WHAT IS BEING ASKED:
Gather all lines from the material that contain "photo".

[Data excerpts]
• • • • •

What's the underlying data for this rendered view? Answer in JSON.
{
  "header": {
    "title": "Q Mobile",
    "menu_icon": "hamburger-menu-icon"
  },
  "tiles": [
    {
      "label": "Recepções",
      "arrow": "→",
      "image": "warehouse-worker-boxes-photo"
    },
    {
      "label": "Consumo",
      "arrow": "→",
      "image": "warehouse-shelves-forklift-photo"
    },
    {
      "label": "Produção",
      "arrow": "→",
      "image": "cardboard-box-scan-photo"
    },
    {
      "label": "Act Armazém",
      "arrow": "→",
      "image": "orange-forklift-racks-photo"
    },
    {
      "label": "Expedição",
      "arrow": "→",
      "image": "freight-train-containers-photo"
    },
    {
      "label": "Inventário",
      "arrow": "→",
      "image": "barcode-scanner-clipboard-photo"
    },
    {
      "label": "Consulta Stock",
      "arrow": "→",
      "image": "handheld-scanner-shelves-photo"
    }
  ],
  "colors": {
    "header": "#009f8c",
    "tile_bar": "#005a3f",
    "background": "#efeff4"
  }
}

• • • • •

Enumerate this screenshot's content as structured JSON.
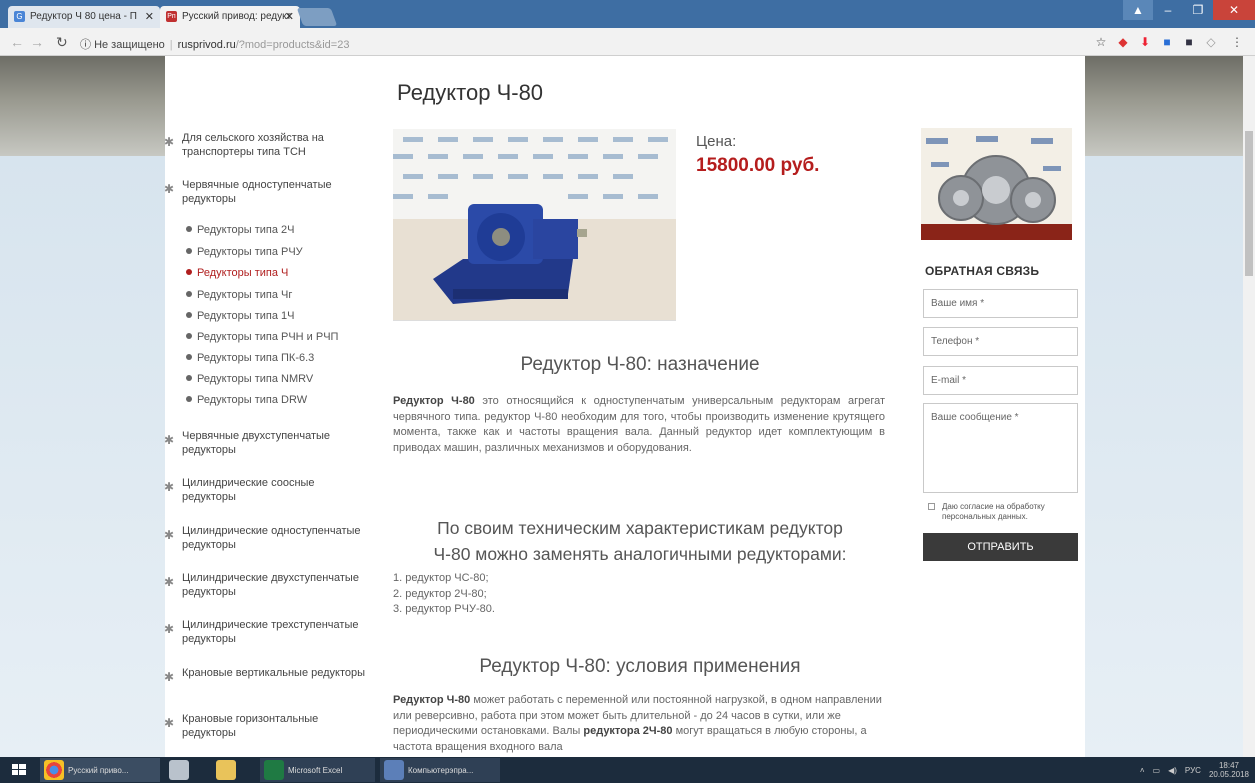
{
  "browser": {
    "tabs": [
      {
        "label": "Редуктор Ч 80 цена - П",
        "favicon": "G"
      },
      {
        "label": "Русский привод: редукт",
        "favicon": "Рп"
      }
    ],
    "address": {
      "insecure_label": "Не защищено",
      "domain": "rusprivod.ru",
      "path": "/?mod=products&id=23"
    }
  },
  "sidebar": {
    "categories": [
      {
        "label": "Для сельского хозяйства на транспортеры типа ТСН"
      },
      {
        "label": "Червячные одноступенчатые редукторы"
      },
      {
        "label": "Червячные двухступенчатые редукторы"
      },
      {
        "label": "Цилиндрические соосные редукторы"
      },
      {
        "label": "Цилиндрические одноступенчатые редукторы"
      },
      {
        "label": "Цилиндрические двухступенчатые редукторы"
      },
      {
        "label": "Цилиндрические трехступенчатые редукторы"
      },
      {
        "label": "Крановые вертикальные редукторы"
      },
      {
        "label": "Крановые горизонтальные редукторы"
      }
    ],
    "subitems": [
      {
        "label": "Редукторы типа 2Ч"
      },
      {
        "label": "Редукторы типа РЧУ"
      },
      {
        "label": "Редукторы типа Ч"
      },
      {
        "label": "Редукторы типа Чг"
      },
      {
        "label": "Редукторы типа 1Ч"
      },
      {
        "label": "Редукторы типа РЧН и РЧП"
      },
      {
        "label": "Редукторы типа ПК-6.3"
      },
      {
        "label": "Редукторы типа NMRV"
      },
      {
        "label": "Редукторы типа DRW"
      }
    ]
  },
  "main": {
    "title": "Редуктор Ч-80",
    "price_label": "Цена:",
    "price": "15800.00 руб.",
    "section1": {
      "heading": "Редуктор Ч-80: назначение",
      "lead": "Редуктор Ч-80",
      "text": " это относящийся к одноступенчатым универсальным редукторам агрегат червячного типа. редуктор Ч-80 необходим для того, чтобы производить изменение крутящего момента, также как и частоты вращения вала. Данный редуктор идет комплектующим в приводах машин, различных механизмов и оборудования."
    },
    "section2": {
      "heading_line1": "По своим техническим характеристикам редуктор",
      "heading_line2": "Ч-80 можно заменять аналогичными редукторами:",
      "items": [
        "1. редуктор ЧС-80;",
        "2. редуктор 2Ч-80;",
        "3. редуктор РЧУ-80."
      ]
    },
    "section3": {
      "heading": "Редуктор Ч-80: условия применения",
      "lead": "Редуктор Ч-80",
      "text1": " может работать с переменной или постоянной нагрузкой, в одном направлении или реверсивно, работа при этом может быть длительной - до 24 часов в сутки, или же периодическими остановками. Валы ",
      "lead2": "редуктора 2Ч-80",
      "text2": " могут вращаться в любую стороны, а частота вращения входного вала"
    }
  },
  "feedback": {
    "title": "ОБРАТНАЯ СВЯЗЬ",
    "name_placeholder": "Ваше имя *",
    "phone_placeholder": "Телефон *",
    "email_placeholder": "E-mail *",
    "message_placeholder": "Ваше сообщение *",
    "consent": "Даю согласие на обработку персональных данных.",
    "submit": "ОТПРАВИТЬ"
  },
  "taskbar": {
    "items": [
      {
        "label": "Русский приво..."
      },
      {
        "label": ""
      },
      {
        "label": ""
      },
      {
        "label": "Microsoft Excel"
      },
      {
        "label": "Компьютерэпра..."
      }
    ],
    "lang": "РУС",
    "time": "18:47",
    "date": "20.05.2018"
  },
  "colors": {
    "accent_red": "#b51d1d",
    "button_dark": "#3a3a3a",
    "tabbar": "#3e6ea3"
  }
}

• • • • •

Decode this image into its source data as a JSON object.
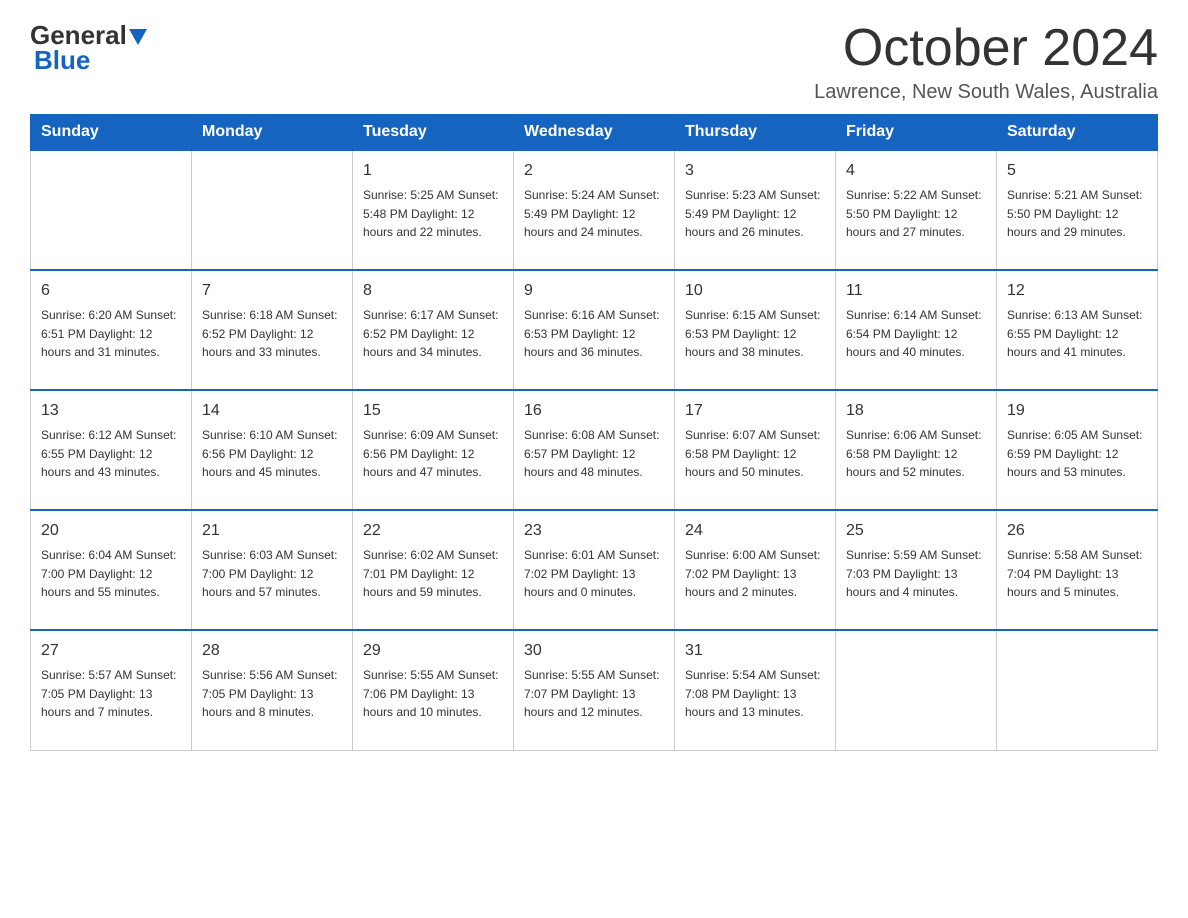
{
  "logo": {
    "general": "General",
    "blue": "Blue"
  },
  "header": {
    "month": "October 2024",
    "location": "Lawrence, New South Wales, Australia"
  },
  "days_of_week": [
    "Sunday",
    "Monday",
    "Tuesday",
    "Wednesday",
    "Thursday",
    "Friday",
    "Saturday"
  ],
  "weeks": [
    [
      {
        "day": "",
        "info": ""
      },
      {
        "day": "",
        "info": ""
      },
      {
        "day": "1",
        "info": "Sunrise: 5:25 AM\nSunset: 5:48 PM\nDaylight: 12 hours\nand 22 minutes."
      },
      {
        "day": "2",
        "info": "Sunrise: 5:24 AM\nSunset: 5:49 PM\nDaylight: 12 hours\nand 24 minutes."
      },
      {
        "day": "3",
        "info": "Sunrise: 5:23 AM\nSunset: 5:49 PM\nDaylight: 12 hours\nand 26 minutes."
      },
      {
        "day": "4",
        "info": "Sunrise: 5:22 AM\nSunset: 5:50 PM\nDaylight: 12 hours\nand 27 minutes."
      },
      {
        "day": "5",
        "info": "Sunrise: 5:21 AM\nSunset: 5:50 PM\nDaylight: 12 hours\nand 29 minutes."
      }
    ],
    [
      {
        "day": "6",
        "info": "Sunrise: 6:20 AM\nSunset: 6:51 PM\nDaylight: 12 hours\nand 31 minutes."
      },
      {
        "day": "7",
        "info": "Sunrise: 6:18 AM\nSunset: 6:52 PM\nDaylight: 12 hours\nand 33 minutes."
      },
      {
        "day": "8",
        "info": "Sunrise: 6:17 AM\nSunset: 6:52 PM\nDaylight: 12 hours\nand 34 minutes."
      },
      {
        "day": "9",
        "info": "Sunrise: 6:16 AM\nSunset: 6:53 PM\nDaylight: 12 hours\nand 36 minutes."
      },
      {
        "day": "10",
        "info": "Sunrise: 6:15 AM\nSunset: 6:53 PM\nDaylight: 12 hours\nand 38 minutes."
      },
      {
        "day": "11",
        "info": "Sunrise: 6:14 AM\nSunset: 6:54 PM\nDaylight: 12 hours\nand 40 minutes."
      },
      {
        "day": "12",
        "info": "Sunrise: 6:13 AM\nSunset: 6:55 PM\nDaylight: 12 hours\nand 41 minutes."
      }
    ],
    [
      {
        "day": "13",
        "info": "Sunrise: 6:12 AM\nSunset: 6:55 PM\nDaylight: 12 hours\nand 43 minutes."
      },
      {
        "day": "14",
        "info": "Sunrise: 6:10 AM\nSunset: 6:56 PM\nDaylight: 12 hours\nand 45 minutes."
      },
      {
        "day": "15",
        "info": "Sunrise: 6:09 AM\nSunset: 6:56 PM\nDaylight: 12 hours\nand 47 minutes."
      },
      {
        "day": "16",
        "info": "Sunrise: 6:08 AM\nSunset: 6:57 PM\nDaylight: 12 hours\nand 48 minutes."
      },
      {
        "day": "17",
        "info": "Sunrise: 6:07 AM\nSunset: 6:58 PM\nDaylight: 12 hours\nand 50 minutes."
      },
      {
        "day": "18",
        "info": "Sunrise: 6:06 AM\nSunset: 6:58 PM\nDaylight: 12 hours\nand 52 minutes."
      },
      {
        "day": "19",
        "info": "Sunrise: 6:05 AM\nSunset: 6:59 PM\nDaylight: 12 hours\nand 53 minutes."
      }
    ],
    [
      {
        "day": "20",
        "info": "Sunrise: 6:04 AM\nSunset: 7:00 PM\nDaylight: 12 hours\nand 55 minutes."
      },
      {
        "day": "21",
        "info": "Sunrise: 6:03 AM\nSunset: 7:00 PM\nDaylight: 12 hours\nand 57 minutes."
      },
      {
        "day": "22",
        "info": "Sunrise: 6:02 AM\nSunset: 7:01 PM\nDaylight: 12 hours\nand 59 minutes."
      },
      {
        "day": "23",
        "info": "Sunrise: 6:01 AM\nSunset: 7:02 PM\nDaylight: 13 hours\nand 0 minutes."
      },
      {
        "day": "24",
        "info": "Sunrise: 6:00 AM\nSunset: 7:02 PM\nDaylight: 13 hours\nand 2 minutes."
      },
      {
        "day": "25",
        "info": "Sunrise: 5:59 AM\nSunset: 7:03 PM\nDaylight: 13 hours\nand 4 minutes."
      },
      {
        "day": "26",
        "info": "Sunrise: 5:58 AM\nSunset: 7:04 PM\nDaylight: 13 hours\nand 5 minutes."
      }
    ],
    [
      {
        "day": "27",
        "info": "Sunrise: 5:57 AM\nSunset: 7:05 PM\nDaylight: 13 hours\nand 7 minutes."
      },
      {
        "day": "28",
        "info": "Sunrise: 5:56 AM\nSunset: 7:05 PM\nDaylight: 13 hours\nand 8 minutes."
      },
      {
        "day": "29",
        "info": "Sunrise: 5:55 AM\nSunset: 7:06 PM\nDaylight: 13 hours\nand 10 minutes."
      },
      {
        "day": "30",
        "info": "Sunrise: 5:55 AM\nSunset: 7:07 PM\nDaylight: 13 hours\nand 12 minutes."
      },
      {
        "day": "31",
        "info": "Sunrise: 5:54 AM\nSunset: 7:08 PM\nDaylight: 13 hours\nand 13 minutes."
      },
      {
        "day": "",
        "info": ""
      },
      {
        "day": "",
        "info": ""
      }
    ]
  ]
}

• • • • •

RESPONSE TO THE TASK:
      "image": "warehouse-worker-boxes-photo"
      "image": "warehouse-shelves-forklift-photo"
      "image": "cardboard-box-scan-photo"
      "image": "orange-forklift-racks-photo"
      "image": "freight-train-containers-photo"
      "image": "barcode-scanner-clipboard-photo"
      "image": "handheld-scanner-shelves-photo"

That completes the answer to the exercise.